Check each line below for the word "structure", and copy those that have it.

Task input:
----

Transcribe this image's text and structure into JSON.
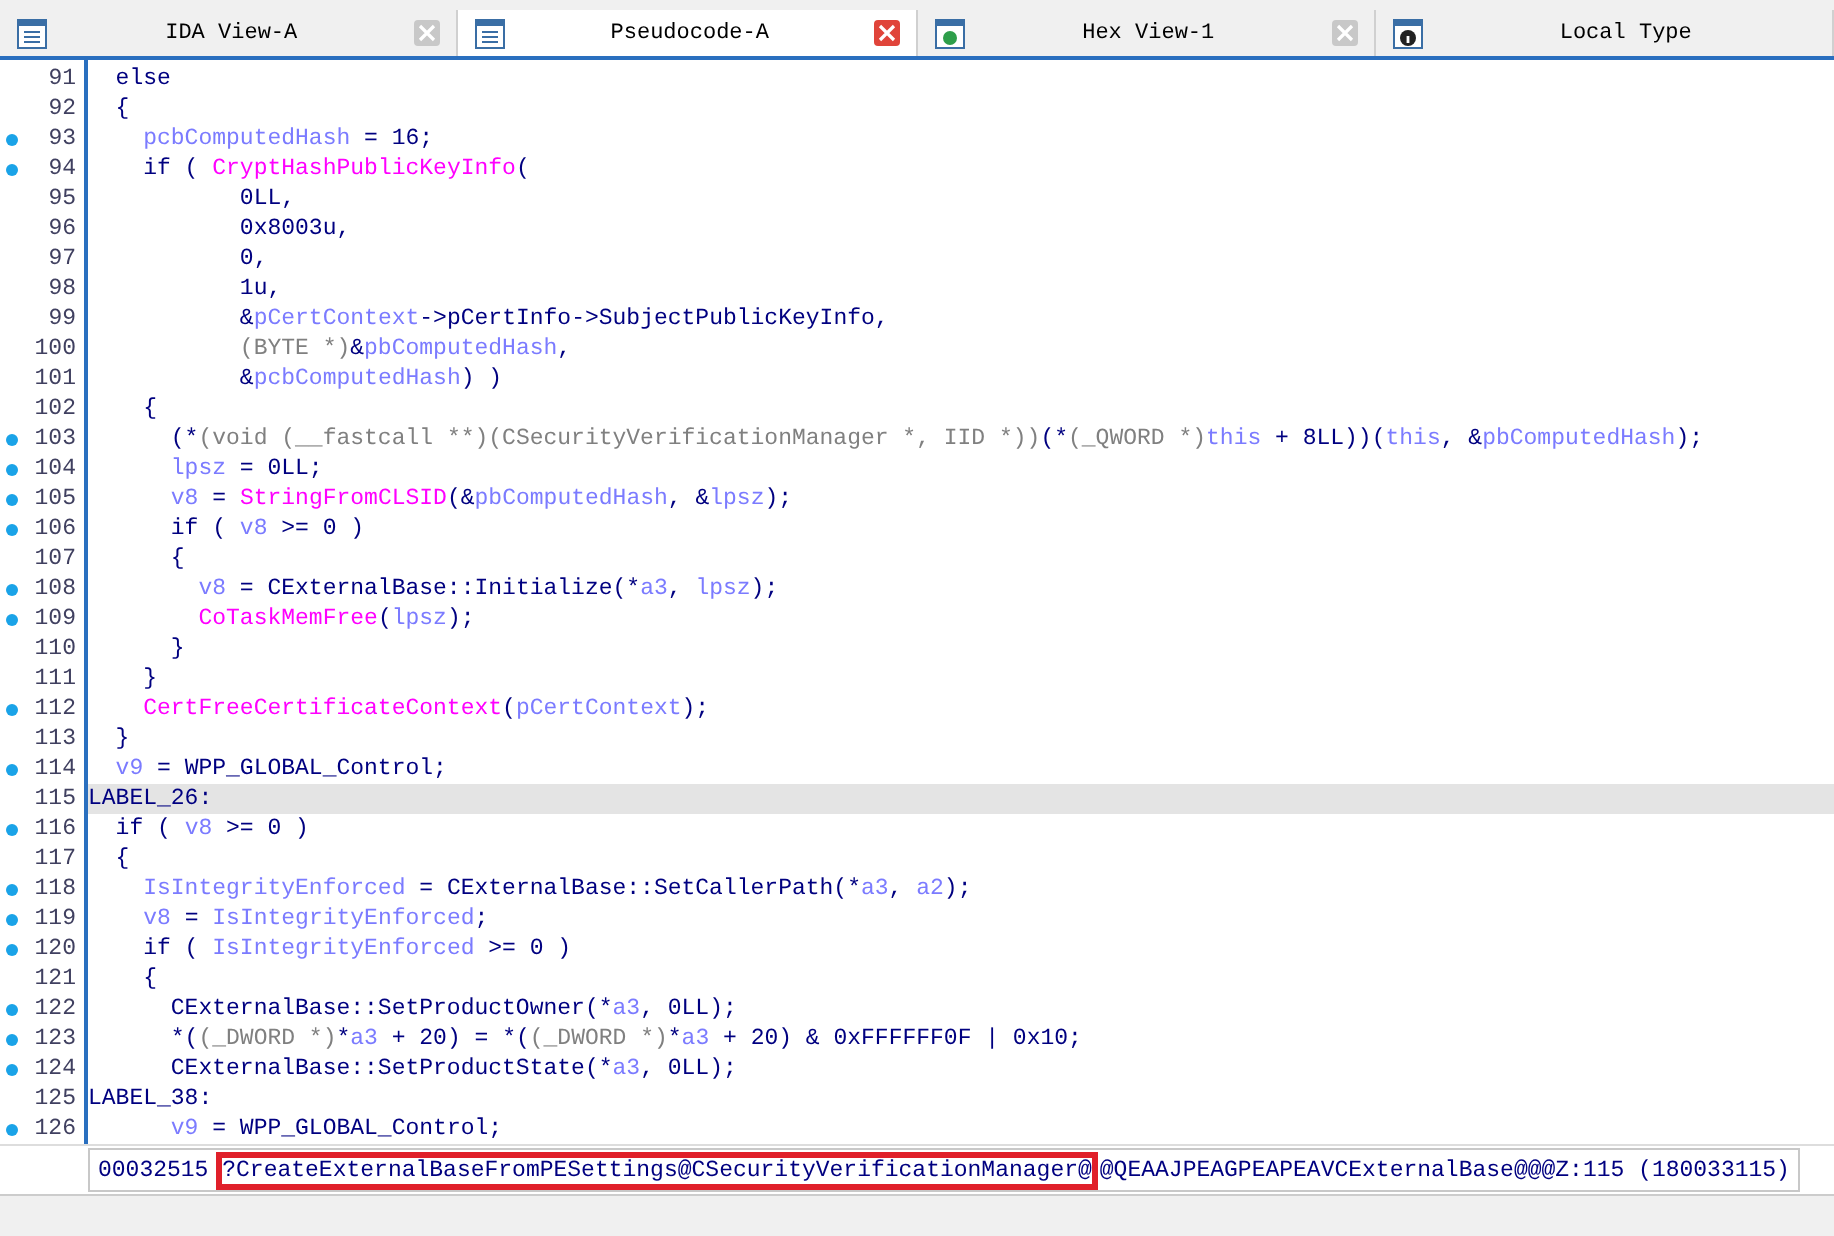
{
  "tabs": [
    {
      "label": "IDA View-A",
      "kind": "list",
      "selected": false
    },
    {
      "label": "Pseudocode-A",
      "kind": "list",
      "selected": true
    },
    {
      "label": "Hex View-1",
      "kind": "hex",
      "selected": false
    },
    {
      "label": "Local Type",
      "kind": "info",
      "selected": false
    }
  ],
  "code_lines": [
    {
      "number": "91",
      "dot": false,
      "highlighted": false,
      "tokens": [
        {
          "kind": "plain",
          "text": "  else"
        }
      ]
    },
    {
      "number": "92",
      "dot": false,
      "highlighted": false,
      "tokens": [
        {
          "kind": "plain",
          "text": "  {"
        }
      ]
    },
    {
      "number": "93",
      "dot": true,
      "highlighted": false,
      "tokens": [
        {
          "kind": "var",
          "text": "    pcbComputedHash"
        },
        {
          "kind": "plain",
          "text": " = 16;"
        }
      ]
    },
    {
      "number": "94",
      "dot": true,
      "highlighted": false,
      "tokens": [
        {
          "kind": "plain",
          "text": "    if ( "
        },
        {
          "kind": "func",
          "text": "CryptHashPublicKeyInfo"
        },
        {
          "kind": "plain",
          "text": "("
        }
      ]
    },
    {
      "number": "95",
      "dot": false,
      "highlighted": false,
      "tokens": [
        {
          "kind": "plain",
          "text": "           0LL,"
        }
      ]
    },
    {
      "number": "96",
      "dot": false,
      "highlighted": false,
      "tokens": [
        {
          "kind": "plain",
          "text": "           0x8003u,"
        }
      ]
    },
    {
      "number": "97",
      "dot": false,
      "highlighted": false,
      "tokens": [
        {
          "kind": "plain",
          "text": "           0,"
        }
      ]
    },
    {
      "number": "98",
      "dot": false,
      "highlighted": false,
      "tokens": [
        {
          "kind": "plain",
          "text": "           1u,"
        }
      ]
    },
    {
      "number": "99",
      "dot": false,
      "highlighted": false,
      "tokens": [
        {
          "kind": "plain",
          "text": "           &"
        },
        {
          "kind": "var",
          "text": "pCertContext"
        },
        {
          "kind": "plain",
          "text": "->pCertInfo->SubjectPublicKeyInfo,"
        }
      ]
    },
    {
      "number": "100",
      "dot": false,
      "highlighted": false,
      "tokens": [
        {
          "kind": "cast",
          "text": "           (BYTE *)"
        },
        {
          "kind": "plain",
          "text": "&"
        },
        {
          "kind": "var",
          "text": "pbComputedHash"
        },
        {
          "kind": "plain",
          "text": ","
        }
      ]
    },
    {
      "number": "101",
      "dot": false,
      "highlighted": false,
      "tokens": [
        {
          "kind": "plain",
          "text": "           &"
        },
        {
          "kind": "var",
          "text": "pcbComputedHash"
        },
        {
          "kind": "plain",
          "text": ") )"
        }
      ]
    },
    {
      "number": "102",
      "dot": false,
      "highlighted": false,
      "tokens": [
        {
          "kind": "plain",
          "text": "    {"
        }
      ]
    },
    {
      "number": "103",
      "dot": true,
      "highlighted": false,
      "tokens": [
        {
          "kind": "plain",
          "text": "      (*"
        },
        {
          "kind": "cast",
          "text": "(void (__fastcall **)(CSecurityVerificationManager *, IID *))"
        },
        {
          "kind": "plain",
          "text": "(*"
        },
        {
          "kind": "cast",
          "text": "(_QWORD *)"
        },
        {
          "kind": "var",
          "text": "this"
        },
        {
          "kind": "plain",
          "text": " + 8LL))("
        },
        {
          "kind": "var",
          "text": "this"
        },
        {
          "kind": "plain",
          "text": ", &"
        },
        {
          "kind": "var",
          "text": "pbComputedHash"
        },
        {
          "kind": "plain",
          "text": ");"
        }
      ]
    },
    {
      "number": "104",
      "dot": true,
      "highlighted": false,
      "tokens": [
        {
          "kind": "var",
          "text": "      lpsz"
        },
        {
          "kind": "plain",
          "text": " = 0LL;"
        }
      ]
    },
    {
      "number": "105",
      "dot": true,
      "highlighted": false,
      "tokens": [
        {
          "kind": "var",
          "text": "      v8"
        },
        {
          "kind": "plain",
          "text": " = "
        },
        {
          "kind": "func",
          "text": "StringFromCLSID"
        },
        {
          "kind": "plain",
          "text": "(&"
        },
        {
          "kind": "var",
          "text": "pbComputedHash"
        },
        {
          "kind": "plain",
          "text": ", &"
        },
        {
          "kind": "var",
          "text": "lpsz"
        },
        {
          "kind": "plain",
          "text": ");"
        }
      ]
    },
    {
      "number": "106",
      "dot": true,
      "highlighted": false,
      "tokens": [
        {
          "kind": "plain",
          "text": "      if ( "
        },
        {
          "kind": "var",
          "text": "v8"
        },
        {
          "kind": "plain",
          "text": " >= 0 )"
        }
      ]
    },
    {
      "number": "107",
      "dot": false,
      "highlighted": false,
      "tokens": [
        {
          "kind": "plain",
          "text": "      {"
        }
      ]
    },
    {
      "number": "108",
      "dot": true,
      "highlighted": false,
      "tokens": [
        {
          "kind": "var",
          "text": "        v8"
        },
        {
          "kind": "plain",
          "text": " = CExternalBase::Initialize(*"
        },
        {
          "kind": "var",
          "text": "a3"
        },
        {
          "kind": "plain",
          "text": ", "
        },
        {
          "kind": "var",
          "text": "lpsz"
        },
        {
          "kind": "plain",
          "text": ");"
        }
      ]
    },
    {
      "number": "109",
      "dot": true,
      "highlighted": false,
      "tokens": [
        {
          "kind": "func",
          "text": "        CoTaskMemFree"
        },
        {
          "kind": "plain",
          "text": "("
        },
        {
          "kind": "var",
          "text": "lpsz"
        },
        {
          "kind": "plain",
          "text": ");"
        }
      ]
    },
    {
      "number": "110",
      "dot": false,
      "highlighted": false,
      "tokens": [
        {
          "kind": "plain",
          "text": "      }"
        }
      ]
    },
    {
      "number": "111",
      "dot": false,
      "highlighted": false,
      "tokens": [
        {
          "kind": "plain",
          "text": "    }"
        }
      ]
    },
    {
      "number": "112",
      "dot": true,
      "highlighted": false,
      "tokens": [
        {
          "kind": "func",
          "text": "    CertFreeCertificateContext"
        },
        {
          "kind": "plain",
          "text": "("
        },
        {
          "kind": "var",
          "text": "pCertContext"
        },
        {
          "kind": "plain",
          "text": ");"
        }
      ]
    },
    {
      "number": "113",
      "dot": false,
      "highlighted": false,
      "tokens": [
        {
          "kind": "plain",
          "text": "  }"
        }
      ]
    },
    {
      "number": "114",
      "dot": true,
      "highlighted": false,
      "tokens": [
        {
          "kind": "var",
          "text": "  v9"
        },
        {
          "kind": "plain",
          "text": " = WPP_GLOBAL_Control;"
        }
      ]
    },
    {
      "number": "115",
      "dot": false,
      "highlighted": true,
      "tokens": [
        {
          "kind": "plain",
          "text": "LABEL_26:"
        }
      ]
    },
    {
      "number": "116",
      "dot": true,
      "highlighted": false,
      "tokens": [
        {
          "kind": "plain",
          "text": "  if ( "
        },
        {
          "kind": "var",
          "text": "v8"
        },
        {
          "kind": "plain",
          "text": " >= 0 )"
        }
      ]
    },
    {
      "number": "117",
      "dot": false,
      "highlighted": false,
      "tokens": [
        {
          "kind": "plain",
          "text": "  {"
        }
      ]
    },
    {
      "number": "118",
      "dot": true,
      "highlighted": false,
      "tokens": [
        {
          "kind": "var",
          "text": "    IsIntegrityEnforced"
        },
        {
          "kind": "plain",
          "text": " = CExternalBase::SetCallerPath(*"
        },
        {
          "kind": "var",
          "text": "a3"
        },
        {
          "kind": "plain",
          "text": ", "
        },
        {
          "kind": "var",
          "text": "a2"
        },
        {
          "kind": "plain",
          "text": ");"
        }
      ]
    },
    {
      "number": "119",
      "dot": true,
      "highlighted": false,
      "tokens": [
        {
          "kind": "var",
          "text": "    v8"
        },
        {
          "kind": "plain",
          "text": " = "
        },
        {
          "kind": "var",
          "text": "IsIntegrityEnforced"
        },
        {
          "kind": "plain",
          "text": ";"
        }
      ]
    },
    {
      "number": "120",
      "dot": true,
      "highlighted": false,
      "tokens": [
        {
          "kind": "plain",
          "text": "    if ( "
        },
        {
          "kind": "var",
          "text": "IsIntegrityEnforced"
        },
        {
          "kind": "plain",
          "text": " >= 0 )"
        }
      ]
    },
    {
      "number": "121",
      "dot": false,
      "highlighted": false,
      "tokens": [
        {
          "kind": "plain",
          "text": "    {"
        }
      ]
    },
    {
      "number": "122",
      "dot": true,
      "highlighted": false,
      "tokens": [
        {
          "kind": "plain",
          "text": "      CExternalBase::SetProductOwner(*"
        },
        {
          "kind": "var",
          "text": "a3"
        },
        {
          "kind": "plain",
          "text": ", 0LL);"
        }
      ]
    },
    {
      "number": "123",
      "dot": true,
      "highlighted": false,
      "tokens": [
        {
          "kind": "plain",
          "text": "      *("
        },
        {
          "kind": "cast",
          "text": "(_DWORD *)"
        },
        {
          "kind": "plain",
          "text": "*"
        },
        {
          "kind": "var",
          "text": "a3"
        },
        {
          "kind": "plain",
          "text": " + 20) = *("
        },
        {
          "kind": "cast",
          "text": "(_DWORD *)"
        },
        {
          "kind": "plain",
          "text": "*"
        },
        {
          "kind": "var",
          "text": "a3"
        },
        {
          "kind": "plain",
          "text": " + 20) & 0xFFFFFF0F | 0x10;"
        }
      ]
    },
    {
      "number": "124",
      "dot": true,
      "highlighted": false,
      "tokens": [
        {
          "kind": "plain",
          "text": "      CExternalBase::SetProductState(*"
        },
        {
          "kind": "var",
          "text": "a3"
        },
        {
          "kind": "plain",
          "text": ", 0LL);"
        }
      ]
    },
    {
      "number": "125",
      "dot": false,
      "highlighted": false,
      "tokens": [
        {
          "kind": "plain",
          "text": "LABEL_38:"
        }
      ]
    },
    {
      "number": "126",
      "dot": true,
      "highlighted": false,
      "tokens": [
        {
          "kind": "var",
          "text": "      v9"
        },
        {
          "kind": "plain",
          "text": " = WPP_GLOBAL_Control;"
        }
      ]
    }
  ],
  "location_bar": {
    "address": "00032515",
    "marked_text": "?CreateExternalBaseFromPESettings@CSecurityVerificationManager@",
    "rest": "@QEAAJPEAGPEAPEAVCExternalBase@@@Z:115 (180033115)"
  }
}
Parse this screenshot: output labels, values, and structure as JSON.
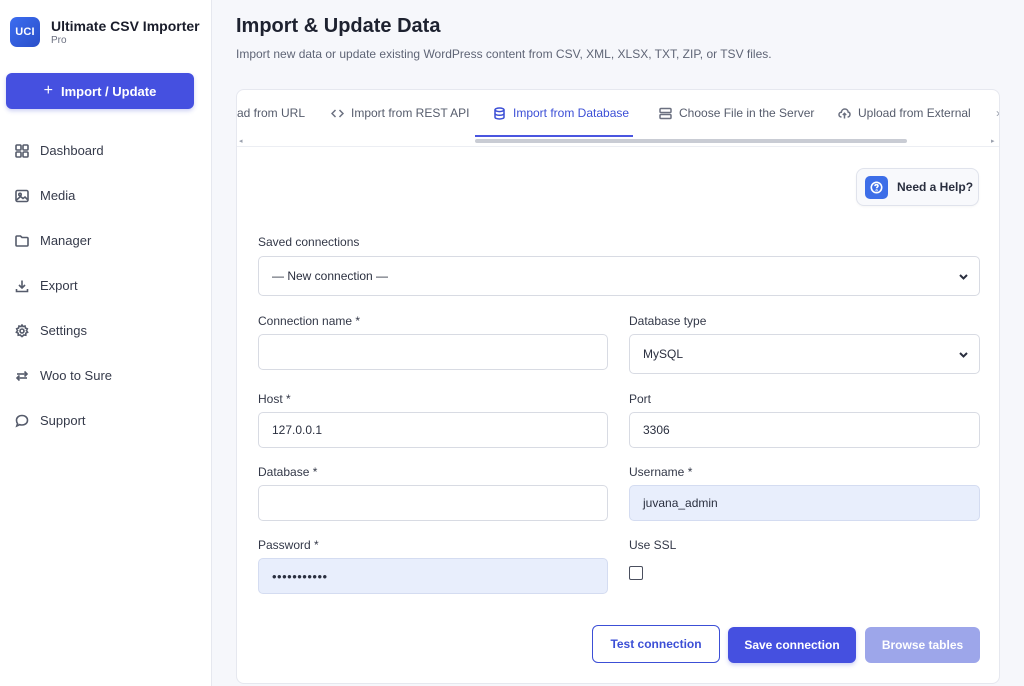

----

Task response:
Transcribe this image's text and structure into JSON.
Parse this screenshot: output labels, values, and structure as JSON.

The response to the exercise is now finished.